Repeat the material below exactly, line for line.

Input:
>>>>

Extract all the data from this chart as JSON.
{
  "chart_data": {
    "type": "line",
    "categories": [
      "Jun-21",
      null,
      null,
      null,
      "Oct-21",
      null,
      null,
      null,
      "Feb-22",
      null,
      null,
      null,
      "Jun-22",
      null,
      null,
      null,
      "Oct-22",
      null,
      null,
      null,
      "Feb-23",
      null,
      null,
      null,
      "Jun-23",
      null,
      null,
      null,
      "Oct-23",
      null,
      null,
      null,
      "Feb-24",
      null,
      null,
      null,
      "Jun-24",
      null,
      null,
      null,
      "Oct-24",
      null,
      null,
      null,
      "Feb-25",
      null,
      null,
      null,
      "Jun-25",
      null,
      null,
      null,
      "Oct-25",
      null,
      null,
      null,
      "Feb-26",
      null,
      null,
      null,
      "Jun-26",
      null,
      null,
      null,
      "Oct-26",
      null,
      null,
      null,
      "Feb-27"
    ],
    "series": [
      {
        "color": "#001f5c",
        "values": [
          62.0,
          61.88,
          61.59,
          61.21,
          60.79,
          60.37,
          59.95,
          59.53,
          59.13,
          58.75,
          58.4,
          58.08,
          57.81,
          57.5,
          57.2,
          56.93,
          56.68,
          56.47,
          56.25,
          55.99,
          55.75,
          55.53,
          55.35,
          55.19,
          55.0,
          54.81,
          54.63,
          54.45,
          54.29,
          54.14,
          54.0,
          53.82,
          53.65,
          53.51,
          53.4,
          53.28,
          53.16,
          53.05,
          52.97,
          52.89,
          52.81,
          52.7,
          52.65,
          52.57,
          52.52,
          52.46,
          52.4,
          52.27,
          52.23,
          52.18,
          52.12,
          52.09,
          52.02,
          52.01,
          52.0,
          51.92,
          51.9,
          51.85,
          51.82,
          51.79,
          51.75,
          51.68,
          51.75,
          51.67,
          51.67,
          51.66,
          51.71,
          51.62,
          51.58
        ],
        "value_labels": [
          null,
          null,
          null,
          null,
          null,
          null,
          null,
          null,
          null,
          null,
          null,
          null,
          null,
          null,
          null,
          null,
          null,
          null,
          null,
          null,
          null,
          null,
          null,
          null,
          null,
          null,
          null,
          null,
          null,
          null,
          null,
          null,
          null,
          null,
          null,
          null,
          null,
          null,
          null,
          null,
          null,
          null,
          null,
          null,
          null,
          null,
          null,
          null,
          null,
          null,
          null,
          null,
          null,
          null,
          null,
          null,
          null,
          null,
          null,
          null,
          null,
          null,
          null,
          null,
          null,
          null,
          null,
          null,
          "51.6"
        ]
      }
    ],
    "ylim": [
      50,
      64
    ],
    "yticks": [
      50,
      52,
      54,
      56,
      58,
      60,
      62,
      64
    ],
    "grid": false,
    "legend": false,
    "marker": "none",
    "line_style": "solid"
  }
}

<<<<

Full output:
Extract all the data from this chart as JSON.
{
  "chart_data": {
    "type": "line",
    "categories": [
      "Jun-21",
      null,
      null,
      null,
      "Oct-21",
      null,
      null,
      null,
      "Feb-22",
      null,
      null,
      null,
      "Jun-22",
      null,
      null,
      null,
      "Oct-22",
      null,
      null,
      null,
      "Feb-23",
      null,
      null,
      null,
      "Jun-23",
      null,
      null,
      null,
      "Oct-23",
      null,
      null,
      null,
      "Feb-24",
      null,
      null,
      null,
      "Jun-24",
      null,
      null,
      null,
      "Oct-24",
      null,
      null,
      null,
      "Feb-25",
      null,
      null,
      null,
      "Jun-25",
      null,
      null,
      null,
      "Oct-25",
      null,
      null,
      null,
      "Feb-26",
      null,
      null,
      null,
      "Jun-26",
      null,
      null,
      null,
      "Oct-26",
      null,
      null,
      null,
      "Feb-27"
    ],
    "series": [
      {
        "color": "#001f5c",
        "values": [
          62.0,
          61.88,
          61.59,
          61.21,
          60.79,
          60.37,
          59.95,
          59.53,
          59.13,
          58.75,
          58.4,
          58.08,
          57.81,
          57.5,
          57.2,
          56.93,
          56.68,
          56.47,
          56.25,
          55.99,
          55.75,
          55.53,
          55.35,
          55.19,
          55.0,
          54.81,
          54.63,
          54.45,
          54.29,
          54.14,
          54.0,
          53.82,
          53.65,
          53.51,
          53.4,
          53.28,
          53.16,
          53.05,
          52.97,
          52.89,
          52.81,
          52.7,
          52.65,
          52.57,
          52.52,
          52.46,
          52.4,
          52.27,
          52.23,
          52.18,
          52.12,
          52.09,
          52.02,
          52.01,
          52.0,
          51.92,
          51.9,
          51.85,
          51.82,
          51.79,
          51.75,
          51.68,
          51.75,
          51.67,
          51.67,
          51.66,
          51.71,
          51.62,
          51.58
        ],
        "value_labels": [
          null,
          null,
          null,
          null,
          null,
          null,
          null,
          null,
          null,
          null,
          null,
          null,
          null,
          null,
          null,
          null,
          null,
          null,
          null,
          null,
          null,
          null,
          null,
          null,
          null,
          null,
          null,
          null,
          null,
          null,
          null,
          null,
          null,
          null,
          null,
          null,
          null,
          null,
          null,
          null,
          null,
          null,
          null,
          null,
          null,
          null,
          null,
          null,
          null,
          null,
          null,
          null,
          null,
          null,
          null,
          null,
          null,
          null,
          null,
          null,
          null,
          null,
          null,
          null,
          null,
          null,
          null,
          null,
          "51.6"
        ]
      }
    ],
    "ylim": [
      50,
      64
    ],
    "yticks": [
      50,
      52,
      54,
      56,
      58,
      60,
      62,
      64
    ],
    "grid": false,
    "legend": false,
    "marker": "none",
    "line_style": "solid"
  }
}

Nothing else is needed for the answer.